# START OF Provided data

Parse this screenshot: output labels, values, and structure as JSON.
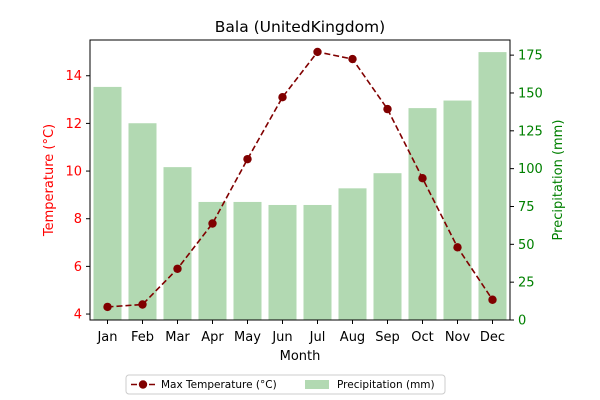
{
  "chart_data": {
    "type": "bar+line",
    "title": "Bala (UnitedKingdom)",
    "xlabel": "Month",
    "ylabel_left": "Temperature (°C)",
    "ylabel_right": "Precipitation (mm)",
    "categories": [
      "Jan",
      "Feb",
      "Mar",
      "Apr",
      "May",
      "Jun",
      "Jul",
      "Aug",
      "Sep",
      "Oct",
      "Nov",
      "Dec"
    ],
    "series": [
      {
        "name": "Max Temperature (°C)",
        "kind": "line",
        "axis": "left",
        "color": "#800000",
        "values": [
          4.3,
          4.4,
          5.9,
          7.8,
          10.5,
          13.1,
          15.0,
          14.7,
          12.6,
          9.7,
          6.8,
          4.6
        ]
      },
      {
        "name": "Precipitation (mm)",
        "kind": "bar",
        "axis": "right",
        "color": "#b2d9b2",
        "values": [
          154,
          130,
          101,
          78,
          78,
          76,
          76,
          87,
          97,
          140,
          145,
          177
        ]
      }
    ],
    "ylim_left": [
      3.75,
      15.5
    ],
    "ylim_right": [
      0,
      185
    ],
    "yticks_left": [
      4,
      6,
      8,
      10,
      12,
      14
    ],
    "yticks_right": [
      0,
      25,
      50,
      75,
      100,
      125,
      150,
      175
    ],
    "left_axis_color": "#ff0000",
    "right_axis_color": "#008000",
    "grid": false,
    "legend_position": "bottom-center"
  }
}
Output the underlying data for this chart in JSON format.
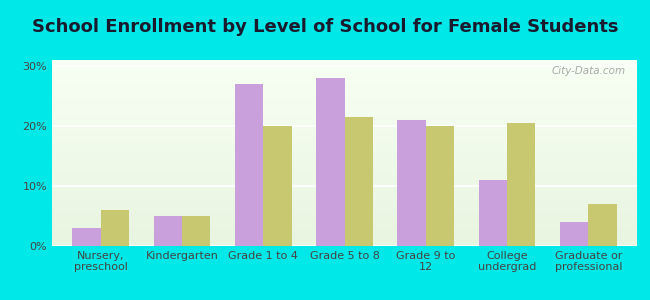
{
  "title": "School Enrollment by Level of School for Female Students",
  "categories": [
    "Nursery,\npreschool",
    "Kindergarten",
    "Grade 1 to 4",
    "Grade 5 to 8",
    "Grade 9 to\n12",
    "College\nundergrad",
    "Graduate or\nprofessional"
  ],
  "sunnyside": [
    3,
    5,
    27,
    28,
    21,
    11,
    4
  ],
  "washington": [
    6,
    5,
    20,
    21.5,
    20,
    20.5,
    7
  ],
  "sunnyside_color": "#c9a0dc",
  "washington_color": "#c8c870",
  "background_color": "#00e8e8",
  "plot_bg_top": "#e8f5e0",
  "plot_bg_bottom": "#f8fff4",
  "yticks": [
    0,
    10,
    20,
    30
  ],
  "ylim": [
    0,
    31
  ],
  "bar_width": 0.35,
  "title_fontsize": 13,
  "tick_fontsize": 8,
  "legend_fontsize": 9,
  "watermark_text": "City-Data.com"
}
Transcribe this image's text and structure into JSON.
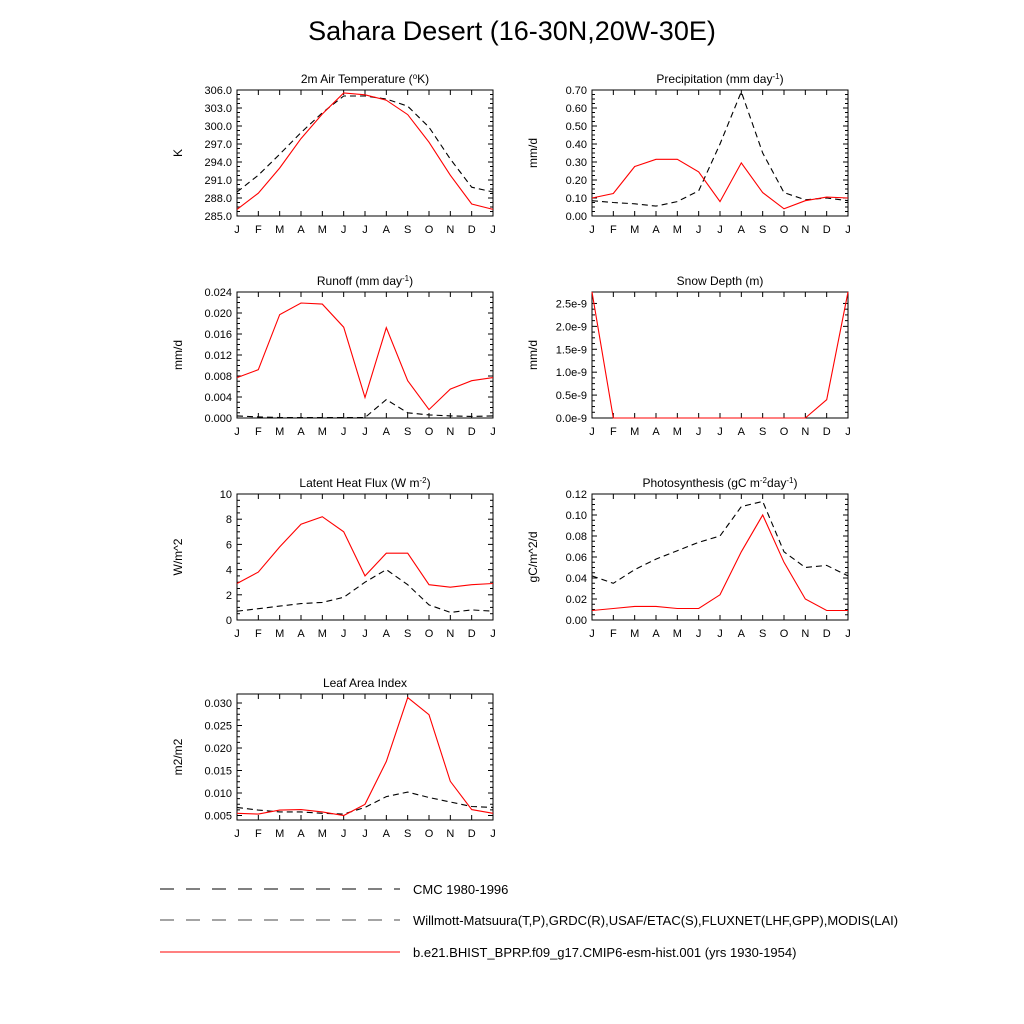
{
  "title": "Sahara Desert (16-30N,20W-30E)",
  "months": [
    "J",
    "F",
    "M",
    "A",
    "M",
    "J",
    "J",
    "A",
    "S",
    "O",
    "N",
    "D",
    "J"
  ],
  "colors": {
    "model": "#ff0000",
    "obs": "#000000",
    "obs2": "#4a4a4a"
  },
  "legend": [
    {
      "label": "CMC 1980-1996",
      "style": "dashed",
      "color": "#000000"
    },
    {
      "label": "Willmott-Matsuura(T,P),GRDC(R),USAF/ETAC(S),FLUXNET(LHF,GPP),MODIS(LAI)",
      "style": "dashed",
      "color": "#4a4a4a"
    },
    {
      "label": "b.e21.BHIST_BPRP.f09_g17.CMIP6-esm-hist.001 (yrs 1930-1954)",
      "style": "solid",
      "color": "#ff0000"
    }
  ],
  "chart_data": [
    {
      "type": "line",
      "title": "2m Air Temperature (°K)",
      "title_main": "2m Air Temperature (",
      "title_sup": "o",
      "title_end": "K)",
      "ylabel": "K",
      "ylim": [
        285,
        306
      ],
      "yticks": [
        "285.0",
        "288.0",
        "291.0",
        "294.0",
        "297.0",
        "300.0",
        "303.0",
        "306.0"
      ],
      "yvals": [
        285,
        288,
        291,
        294,
        297,
        300,
        303,
        306
      ],
      "series": [
        {
          "style": "dashed",
          "color": "#000000",
          "values": [
            289.0,
            291.8,
            295.3,
            298.9,
            302.2,
            305.0,
            305.0,
            304.5,
            303.3,
            299.8,
            294.5,
            289.8,
            289.0
          ]
        },
        {
          "style": "solid",
          "color": "#ff0000",
          "values": [
            286.1,
            288.8,
            293.0,
            297.9,
            302.0,
            305.5,
            305.2,
            304.3,
            301.9,
            297.3,
            291.8,
            287.0,
            286.1
          ]
        }
      ]
    },
    {
      "type": "line",
      "title": "Precipitation (mm day-1)",
      "title_main": "Precipitation (mm day",
      "title_sup": "-1",
      "title_end": ")",
      "ylabel": "mm/d",
      "ylim": [
        0,
        0.7
      ],
      "yticks": [
        "0.00",
        "0.10",
        "0.20",
        "0.30",
        "0.40",
        "0.50",
        "0.60",
        "0.70"
      ],
      "yvals": [
        0,
        0.1,
        0.2,
        0.3,
        0.4,
        0.5,
        0.6,
        0.7
      ],
      "series": [
        {
          "style": "dashed",
          "color": "#000000",
          "values": [
            0.085,
            0.075,
            0.068,
            0.055,
            0.08,
            0.14,
            0.4,
            0.69,
            0.35,
            0.13,
            0.09,
            0.1,
            0.085
          ]
        },
        {
          "style": "solid",
          "color": "#ff0000",
          "values": [
            0.1,
            0.125,
            0.275,
            0.315,
            0.315,
            0.245,
            0.08,
            0.295,
            0.13,
            0.04,
            0.085,
            0.105,
            0.1
          ]
        }
      ]
    },
    {
      "type": "line",
      "title": "Runoff (mm day-1)",
      "title_main": "Runoff (mm day",
      "title_sup": "-1",
      "title_end": ")",
      "ylabel": "mm/d",
      "ylim": [
        0,
        0.024
      ],
      "yticks": [
        "0.000",
        "0.004",
        "0.008",
        "0.012",
        "0.016",
        "0.020",
        "0.024"
      ],
      "yvals": [
        0,
        0.004,
        0.008,
        0.012,
        0.016,
        0.02,
        0.024
      ],
      "series": [
        {
          "style": "dashed",
          "color": "#000000",
          "values": [
            0.0004,
            0.0002,
            0.0001,
            0.0001,
            0.0001,
            0.0001,
            0.0001,
            0.0035,
            0.001,
            0.0006,
            0.0004,
            0.0003,
            0.0004
          ]
        },
        {
          "style": "solid",
          "color": "#ff0000",
          "values": [
            0.0077,
            0.0092,
            0.0197,
            0.0219,
            0.0217,
            0.0173,
            0.0039,
            0.0172,
            0.0071,
            0.0016,
            0.0055,
            0.0071,
            0.0077
          ]
        }
      ]
    },
    {
      "type": "line",
      "title": "Snow Depth (m)",
      "title_main": "Snow Depth (m)",
      "title_sup": "",
      "title_end": "",
      "ylabel": "mm/d",
      "ylim": [
        0,
        2.75e-09
      ],
      "yticks": [
        "0.0e-9",
        "0.5e-9",
        "1.0e-9",
        "1.5e-9",
        "2.0e-9",
        "2.5e-9"
      ],
      "yvals": [
        0,
        5e-10,
        1e-09,
        1.5e-09,
        2e-09,
        2.5e-09
      ],
      "series": [
        {
          "style": "dashed",
          "color": "#000000",
          "values": [
            0,
            0,
            0,
            0,
            0,
            0,
            0,
            0,
            0,
            0,
            0,
            0,
            0
          ]
        },
        {
          "style": "solid",
          "color": "#ff0000",
          "values": [
            2.75e-09,
            0,
            0,
            0,
            0,
            0,
            0,
            0,
            0,
            0,
            0,
            4e-10,
            2.75e-09
          ]
        }
      ]
    },
    {
      "type": "line",
      "title": "Latent Heat Flux (W m-2)",
      "title_main": "Latent Heat Flux (W m",
      "title_sup": "-2",
      "title_end": ")",
      "ylabel": "W/m^2",
      "ylim": [
        0,
        10
      ],
      "yticks": [
        "0",
        "2",
        "4",
        "6",
        "8",
        "10"
      ],
      "yvals": [
        0,
        2,
        4,
        6,
        8,
        10
      ],
      "series": [
        {
          "style": "dashed",
          "color": "#000000",
          "values": [
            0.7,
            0.9,
            1.1,
            1.3,
            1.4,
            1.8,
            3.0,
            4.0,
            2.8,
            1.2,
            0.6,
            0.8,
            0.7
          ]
        },
        {
          "style": "solid",
          "color": "#ff0000",
          "values": [
            2.9,
            3.8,
            5.8,
            7.6,
            8.2,
            7.0,
            3.5,
            5.3,
            5.3,
            2.8,
            2.6,
            2.8,
            2.9
          ]
        }
      ]
    },
    {
      "type": "line",
      "title": "Photosynthesis (gC m-2day-1)",
      "title_main": "Photosynthesis (gC m",
      "title_sup": "-2",
      "title_end": "day",
      "title_sup2": "-1",
      "title_end2": ")",
      "ylabel": "gC/m^2/d",
      "ylim": [
        0,
        0.12
      ],
      "yticks": [
        "0.00",
        "0.02",
        "0.04",
        "0.06",
        "0.08",
        "0.10",
        "0.12"
      ],
      "yvals": [
        0,
        0.02,
        0.04,
        0.06,
        0.08,
        0.1,
        0.12
      ],
      "series": [
        {
          "style": "dashed",
          "color": "#000000",
          "values": [
            0.042,
            0.035,
            0.048,
            0.058,
            0.066,
            0.074,
            0.08,
            0.108,
            0.113,
            0.065,
            0.05,
            0.052,
            0.042
          ]
        },
        {
          "style": "solid",
          "color": "#ff0000",
          "values": [
            0.009,
            0.011,
            0.013,
            0.013,
            0.011,
            0.011,
            0.024,
            0.065,
            0.1,
            0.055,
            0.02,
            0.009,
            0.009
          ]
        }
      ]
    },
    {
      "type": "line",
      "title": "Leaf Area Index",
      "title_main": "Leaf Area Index",
      "title_sup": "",
      "title_end": "",
      "ylabel": "m2/m2",
      "ylim": [
        0.004,
        0.032
      ],
      "yticks": [
        "0.005",
        "0.010",
        "0.015",
        "0.020",
        "0.025",
        "0.030"
      ],
      "yvals": [
        0.005,
        0.01,
        0.015,
        0.02,
        0.025,
        0.03
      ],
      "series": [
        {
          "style": "dashed",
          "color": "#000000",
          "values": [
            0.0068,
            0.0062,
            0.0058,
            0.0058,
            0.0055,
            0.0053,
            0.0068,
            0.0092,
            0.0102,
            0.009,
            0.008,
            0.007,
            0.0068
          ]
        },
        {
          "style": "solid",
          "color": "#ff0000",
          "values": [
            0.0055,
            0.0053,
            0.0062,
            0.0063,
            0.0058,
            0.005,
            0.0075,
            0.017,
            0.0312,
            0.0274,
            0.0126,
            0.0063,
            0.0055
          ]
        }
      ]
    }
  ]
}
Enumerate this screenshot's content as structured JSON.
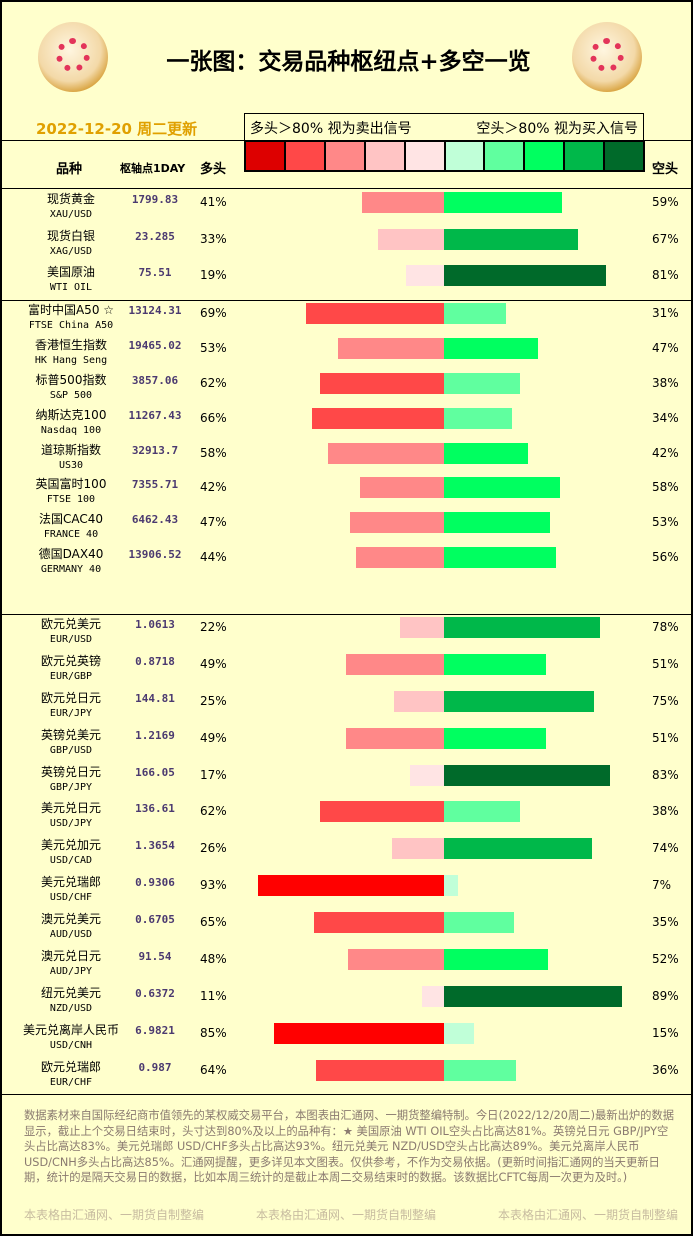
{
  "header": {
    "title": "一张图：交易品种枢纽点+多空一览",
    "date": "2022-12-20 周二更新",
    "legend_long": "多头＞80% 视为卖出信号",
    "legend_short": "空头＞80% 视为买入信号"
  },
  "legend_colors": [
    "#dd0000",
    "#ff4848",
    "#ff8888",
    "#ffc4c4",
    "#ffe4e4",
    "#c0ffd8",
    "#60ff9f",
    "#00ff60",
    "#00b84a",
    "#006a2a"
  ],
  "columns": {
    "name": "品种",
    "pivot": "枢轴点1DAY",
    "long": "多头",
    "short": "空头"
  },
  "groups": [
    [
      {
        "cn": "现货黄金",
        "en": "XAU/USD",
        "pivot": "1799.83",
        "long": 41,
        "short": 59
      },
      {
        "cn": "现货白银",
        "en": "XAG/USD",
        "pivot": "23.285",
        "long": 33,
        "short": 67
      },
      {
        "cn": "美国原油",
        "en": "WTI OIL",
        "pivot": "75.51",
        "long": 19,
        "short": 81
      }
    ],
    [
      {
        "cn": "富时中国A50 ☆",
        "en": "FTSE China A50",
        "pivot": "13124.31",
        "long": 69,
        "short": 31
      },
      {
        "cn": "香港恒生指数",
        "en": "HK Hang Seng",
        "pivot": "19465.02",
        "long": 53,
        "short": 47
      },
      {
        "cn": "标普500指数",
        "en": "S&P 500",
        "pivot": "3857.06",
        "long": 62,
        "short": 38
      },
      {
        "cn": "纳斯达克100",
        "en": "Nasdaq 100",
        "pivot": "11267.43",
        "long": 66,
        "short": 34
      },
      {
        "cn": "道琼斯指数",
        "en": "US30",
        "pivot": "32913.7",
        "long": 58,
        "short": 42
      },
      {
        "cn": "英国富时100",
        "en": "FTSE 100",
        "pivot": "7355.71",
        "long": 42,
        "short": 58
      },
      {
        "cn": "法国CAC40",
        "en": "FRANCE 40",
        "pivot": "6462.43",
        "long": 47,
        "short": 53
      },
      {
        "cn": "德国DAX40",
        "en": "GERMANY 40",
        "pivot": "13906.52",
        "long": 44,
        "short": 56
      }
    ],
    [
      {
        "cn": "欧元兑美元",
        "en": "EUR/USD",
        "pivot": "1.0613",
        "long": 22,
        "short": 78
      },
      {
        "cn": "欧元兑英镑",
        "en": "EUR/GBP",
        "pivot": "0.8718",
        "long": 49,
        "short": 51
      },
      {
        "cn": "欧元兑日元",
        "en": "EUR/JPY",
        "pivot": "144.81",
        "long": 25,
        "short": 75
      },
      {
        "cn": "英镑兑美元",
        "en": "GBP/USD",
        "pivot": "1.2169",
        "long": 49,
        "short": 51
      },
      {
        "cn": "英镑兑日元",
        "en": "GBP/JPY",
        "pivot": "166.05",
        "long": 17,
        "short": 83
      },
      {
        "cn": "美元兑日元",
        "en": "USD/JPY",
        "pivot": "136.61",
        "long": 62,
        "short": 38
      },
      {
        "cn": "美元兑加元",
        "en": "USD/CAD",
        "pivot": "1.3654",
        "long": 26,
        "short": 74
      },
      {
        "cn": "美元兑瑞郎",
        "en": "USD/CHF",
        "pivot": "0.9306",
        "long": 93,
        "short": 7
      },
      {
        "cn": "澳元兑美元",
        "en": "AUD/USD",
        "pivot": "0.6705",
        "long": 65,
        "short": 35
      },
      {
        "cn": "澳元兑日元",
        "en": "AUD/JPY",
        "pivot": "91.54",
        "long": 48,
        "short": 52
      },
      {
        "cn": "纽元兑美元",
        "en": "NZD/USD",
        "pivot": "0.6372",
        "long": 11,
        "short": 89
      },
      {
        "cn": "美元兑离岸人民币",
        "en": "USD/CNH",
        "pivot": "6.9821",
        "long": 85,
        "short": 15
      },
      {
        "cn": "欧元兑瑞郎",
        "en": "EUR/CHF",
        "pivot": "0.987",
        "long": 64,
        "short": 36
      }
    ]
  ],
  "footer": {
    "note": "数据素材来自国际经纪商市值领先的某权威交易平台，本图表由汇通网、一期货整编特制。今日(2022/12/20周二)最新出炉的数据显示，截止上个交易日结束时，头寸达到80%及以上的品种有：★ 美国原油 WTI OIL空头占比高达81%。英镑兑日元 GBP/JPY空头占比高达83%。美元兑瑞郎 USD/CHF多头占比高达93%。纽元兑美元 NZD/USD空头占比高达89%。美元兑离岸人民币 USD/CNH多头占比高达85%。汇通网提醒，更多详见本文图表。仅供参考，不作为交易依据。(更新时间指汇通网的当天更新日期，统计的是隔天交易日的数据，比如本周三统计的是截止本周二交易结束时的数据。该数据比CFTC每周一次更为及时。)",
    "credit": "本表格由汇通网、一期货自制整编"
  }
}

# END OF Provided data

Filter lines by "Leaf" and return each hit.

Right answer
      "title": "Leaf Area Index",
      "title_main": "Leaf Area Index",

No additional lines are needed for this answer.